Return the entries below in their exact form, leaving the pictures out.

-- START LISTED RECORDS --

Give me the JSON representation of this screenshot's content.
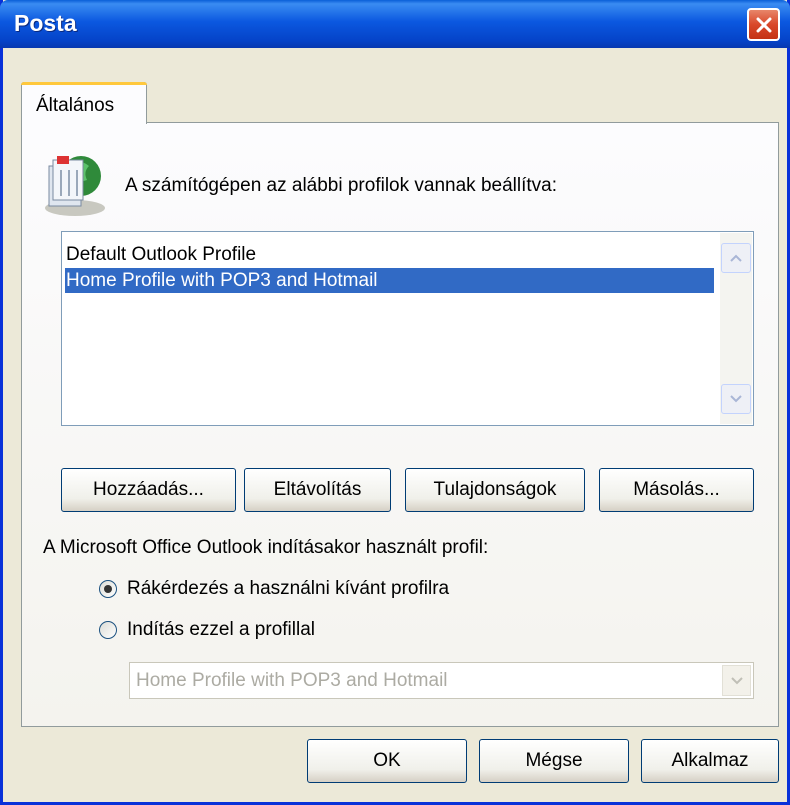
{
  "window": {
    "title": "Posta"
  },
  "tabs": [
    {
      "label": "Általános"
    }
  ],
  "intro_text": "A számítógépen az alábbi profilok vannak beállítva:",
  "profiles": {
    "items": [
      {
        "label": "Default Outlook Profile",
        "selected": false
      },
      {
        "label": "Home Profile with POP3 and Hotmail",
        "selected": true
      }
    ]
  },
  "profile_buttons": {
    "add": "Hozzáadás...",
    "remove": "Eltávolítás",
    "properties": "Tulajdonságok",
    "copy": "Másolás..."
  },
  "startup": {
    "label": "A Microsoft Office Outlook indításakor használt profil:",
    "options": [
      {
        "label": "Rákérdezés a használni kívánt profilra",
        "checked": true
      },
      {
        "label": "Indítás ezzel a profillal",
        "checked": false
      }
    ],
    "profile_select_value": "Home Profile with POP3 and Hotmail"
  },
  "dialog_buttons": {
    "ok": "OK",
    "cancel": "Mégse",
    "apply": "Alkalmaz"
  },
  "colors": {
    "selection": "#316ac5",
    "titlebar": "#0b58e0",
    "close": "#d9482a"
  }
}
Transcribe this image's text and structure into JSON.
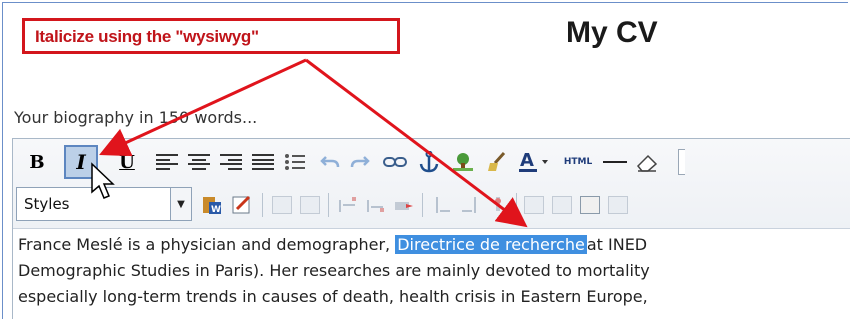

-- END LISTED RECORDS --

| EXERCISE RESPONSE |
Give me the JSON representation of this screenshot's content.
{
  "window": {
    "title": "Posta"
  },
  "tabs": [
    {
      "label": "Általános"
    }
  ],
  "intro_text": "A számítógépen az alábbi profilok vannak beállítva:",
  "profiles": {
    "items": [
      {
        "label": "Default Outlook Profile",
        "selected": false
      },
      {
        "label": "Home Profile with POP3 and Hotmail",
        "selected": true
      }
    ]
  },
  "profile_buttons": {
    "add": "Hozzáadás...",
    "remove": "Eltávolítás",
    "properties": "Tulajdonságok",
    "copy": "Másolás..."
  },
  "startup": {
    "label": "A Microsoft Office Outlook indításakor használt profil:",
    "options": [
      {
        "label": "Rákérdezés a használni kívánt profilra",
        "checked": true
      },
      {
        "label": "Indítás ezzel a profillal",
        "checked": false
      }
    ],
    "profile_select_value": "Home Profile with POP3 and Hotmail"
  },
  "dialog_buttons": {
    "ok": "OK",
    "cancel": "Mégse",
    "apply": "Alkalmaz"
  },
  "colors": {
    "selection": "#316ac5",
    "titlebar": "#0b58e0",
    "close": "#d9482a"
  }
}
Transcribe this image's text and structure into JSON.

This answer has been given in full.